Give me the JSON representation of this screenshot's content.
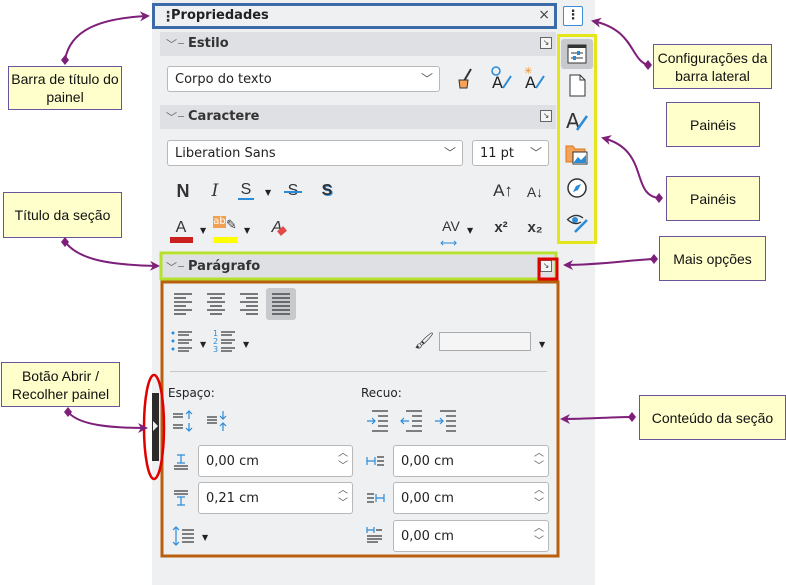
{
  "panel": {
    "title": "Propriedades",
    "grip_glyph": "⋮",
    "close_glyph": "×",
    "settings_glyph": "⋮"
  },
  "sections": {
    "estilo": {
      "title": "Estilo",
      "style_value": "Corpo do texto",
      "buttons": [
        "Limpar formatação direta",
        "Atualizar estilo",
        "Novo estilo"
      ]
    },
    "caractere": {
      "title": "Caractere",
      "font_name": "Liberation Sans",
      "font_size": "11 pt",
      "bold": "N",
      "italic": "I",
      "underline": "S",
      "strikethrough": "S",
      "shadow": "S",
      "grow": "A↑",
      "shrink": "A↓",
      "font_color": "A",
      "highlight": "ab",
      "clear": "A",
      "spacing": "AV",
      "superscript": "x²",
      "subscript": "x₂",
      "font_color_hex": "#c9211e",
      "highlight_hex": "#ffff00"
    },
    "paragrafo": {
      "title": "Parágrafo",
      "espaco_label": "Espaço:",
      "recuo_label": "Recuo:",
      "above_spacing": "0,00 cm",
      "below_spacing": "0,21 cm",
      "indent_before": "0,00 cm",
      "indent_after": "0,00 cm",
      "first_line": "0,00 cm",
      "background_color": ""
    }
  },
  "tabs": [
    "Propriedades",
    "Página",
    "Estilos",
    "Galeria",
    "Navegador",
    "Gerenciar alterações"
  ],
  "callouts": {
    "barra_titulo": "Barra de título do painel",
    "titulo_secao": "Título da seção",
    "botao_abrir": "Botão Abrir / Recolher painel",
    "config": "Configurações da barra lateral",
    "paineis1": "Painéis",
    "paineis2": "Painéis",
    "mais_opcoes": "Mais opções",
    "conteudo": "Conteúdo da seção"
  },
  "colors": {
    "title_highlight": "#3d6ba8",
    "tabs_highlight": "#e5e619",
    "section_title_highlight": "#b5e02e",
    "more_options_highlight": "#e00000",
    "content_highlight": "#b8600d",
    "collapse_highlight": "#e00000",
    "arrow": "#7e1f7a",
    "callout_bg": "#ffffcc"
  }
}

::::::

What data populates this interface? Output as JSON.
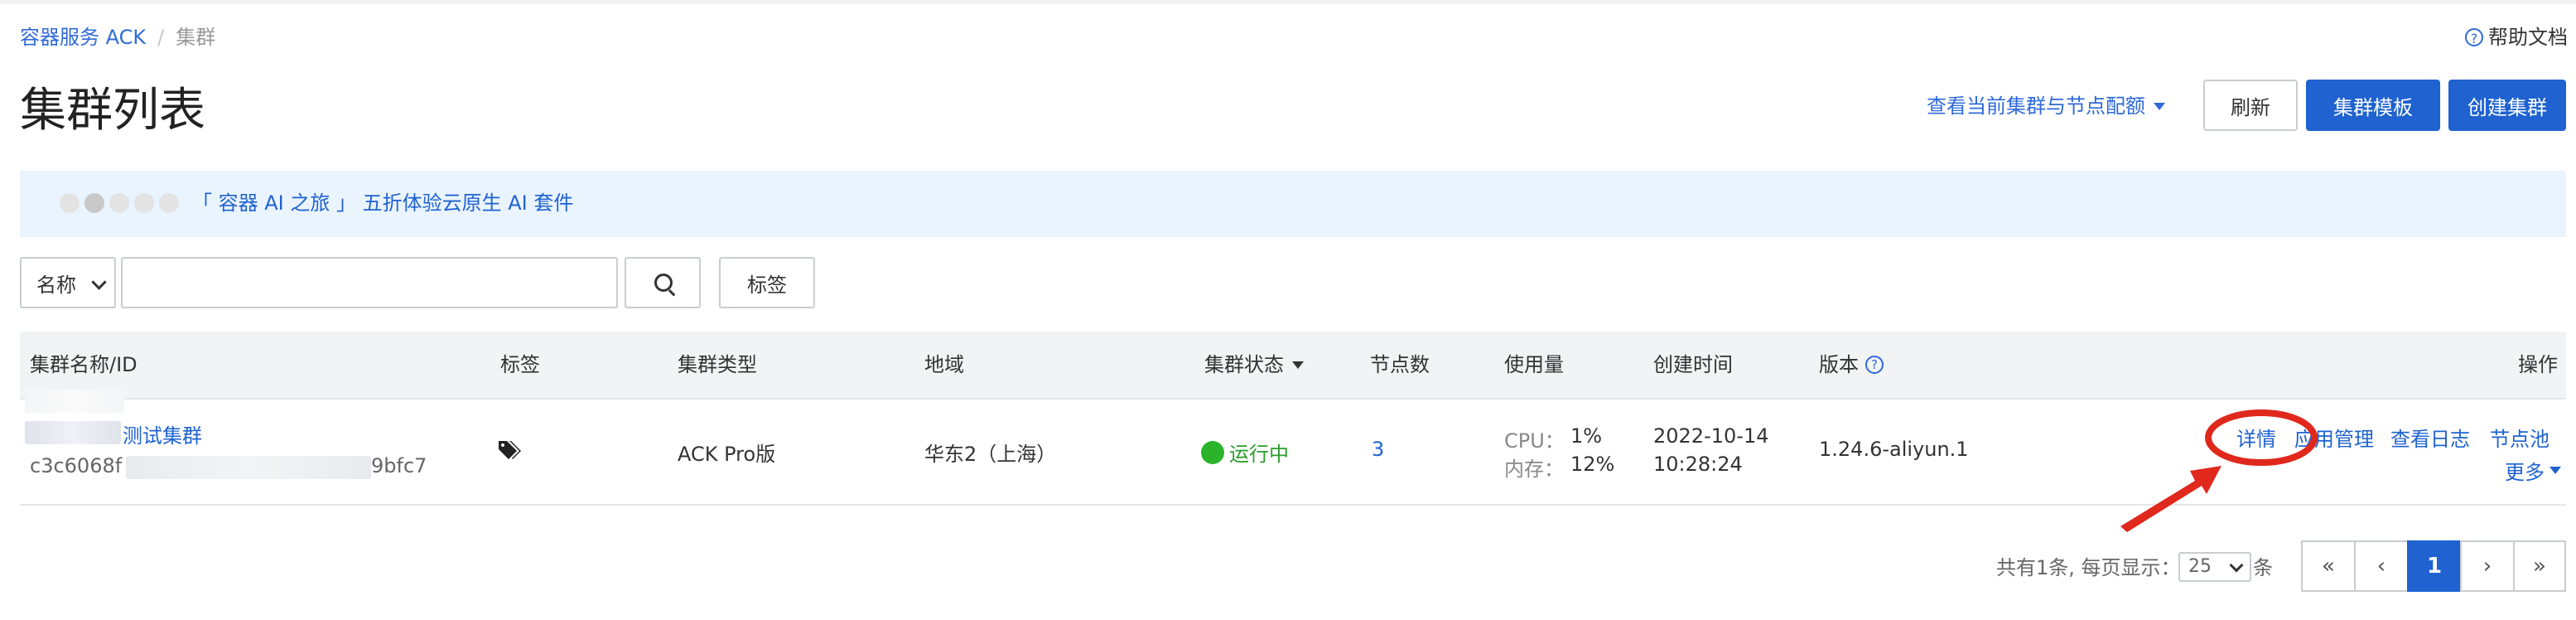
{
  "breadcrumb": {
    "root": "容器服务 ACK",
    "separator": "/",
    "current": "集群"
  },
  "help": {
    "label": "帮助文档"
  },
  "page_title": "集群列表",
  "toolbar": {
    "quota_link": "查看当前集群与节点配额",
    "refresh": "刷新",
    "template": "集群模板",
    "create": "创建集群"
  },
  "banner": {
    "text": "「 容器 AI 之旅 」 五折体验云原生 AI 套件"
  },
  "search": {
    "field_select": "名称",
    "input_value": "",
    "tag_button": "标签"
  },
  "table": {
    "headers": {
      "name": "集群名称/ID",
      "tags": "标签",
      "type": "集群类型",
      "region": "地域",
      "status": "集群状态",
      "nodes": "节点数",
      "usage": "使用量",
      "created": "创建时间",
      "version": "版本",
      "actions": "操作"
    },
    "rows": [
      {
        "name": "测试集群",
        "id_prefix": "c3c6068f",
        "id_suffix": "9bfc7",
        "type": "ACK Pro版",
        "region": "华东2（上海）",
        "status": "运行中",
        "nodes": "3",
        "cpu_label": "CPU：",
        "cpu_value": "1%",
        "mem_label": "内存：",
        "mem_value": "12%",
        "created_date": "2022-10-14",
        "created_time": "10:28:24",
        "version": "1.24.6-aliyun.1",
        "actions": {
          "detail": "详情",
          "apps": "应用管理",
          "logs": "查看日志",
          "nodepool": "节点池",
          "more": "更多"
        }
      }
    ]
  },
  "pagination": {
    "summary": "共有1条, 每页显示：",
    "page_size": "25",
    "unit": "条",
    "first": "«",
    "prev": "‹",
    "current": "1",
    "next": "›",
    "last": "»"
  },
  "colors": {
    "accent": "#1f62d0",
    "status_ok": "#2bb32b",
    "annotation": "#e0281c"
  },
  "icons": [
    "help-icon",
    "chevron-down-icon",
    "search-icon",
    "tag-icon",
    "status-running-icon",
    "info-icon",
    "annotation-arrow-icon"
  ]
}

::::::

What you have to do ▸ Collect every line above that contains the word "annotation".

Written response ▸
    "annotation": "#e0281c"
    "annotation-arrow-icon"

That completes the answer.